__CONSIGNE A__
Dans l'article sur Marie Rose Cavelan, quel gouverneur britannique est retenu captif à Belvidere le 2 mars 1795 ?
__CONSIGNE B__
Recopiez sans modification le passage de l'article sur Marie Rose Cavelan qui va de « Marie Rose Cavelan n’est » jusqu'à « et révoltes armées. » inclus.

Marie Rose Cavelan n’est pas une figure commode. Métisse, libre, propriétaire d’esclaves, co-instigatrice d’une insurrection anti-britannique à Grenade en 1795, elle incarne la complexité du monde colonial caribéen. Longtemps réduite au silence des archives, cette femme de pouvoir et de feu ressurgit aujourd’hui comme une énigme stratégique dans l’histoire des révoltes oubliées. Une mémoire à réhabiliter, entre ombres plantées et révoltes armées.
Le 2 mars 1795, dans les hauteurs verdoyantes de Belvidere à Grenade, un gouverneur britannique, George Home, est gardé captif. Non pas par une armée régulière, mais par des insurgés créoles, en révolte contre l’ordre impérial. Parmi les figures qui orchestrent cette rébellion, une femme, debout, armée, calme, supervise. Marie Rose Cavelan. Ce nom n’évoque plus rien, ou si peu. Et pourtant, il résume à lui seul la complexité d’un monde colonial qui échappe à toute grille simple.

__DOCUMENTS FOURNIS__
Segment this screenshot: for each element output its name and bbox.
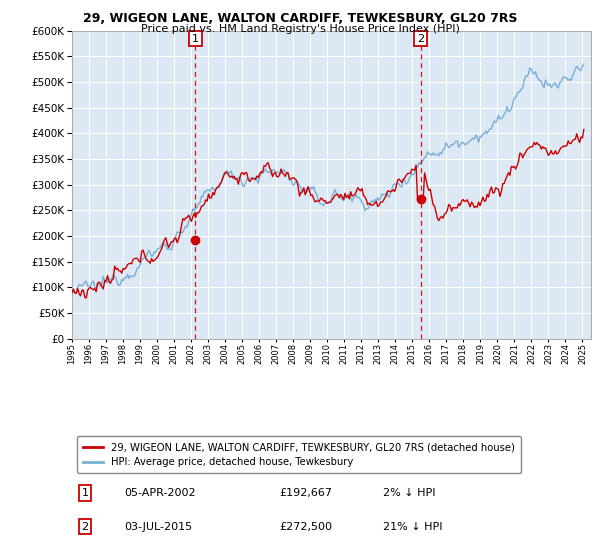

__CORRIGÉ A__
George Home.

__CORRIGÉ B__
Marie Rose Cavelan n’est pas une figure commode. Métisse, libre, propriétaire d’esclaves, co-instigatrice d’une insurrection anti-britannique à Grenade en 1795, elle incarne la complexité du monde colonial caribéen. Longtemps réduite au silence des archives, cette femme de pouvoir et de feu ressurgit aujourd’hui comme une énigme stratégique dans l’histoire des révoltes oubliées. Une mémoire à réhabiliter, entre ombres plantées et révoltes armées.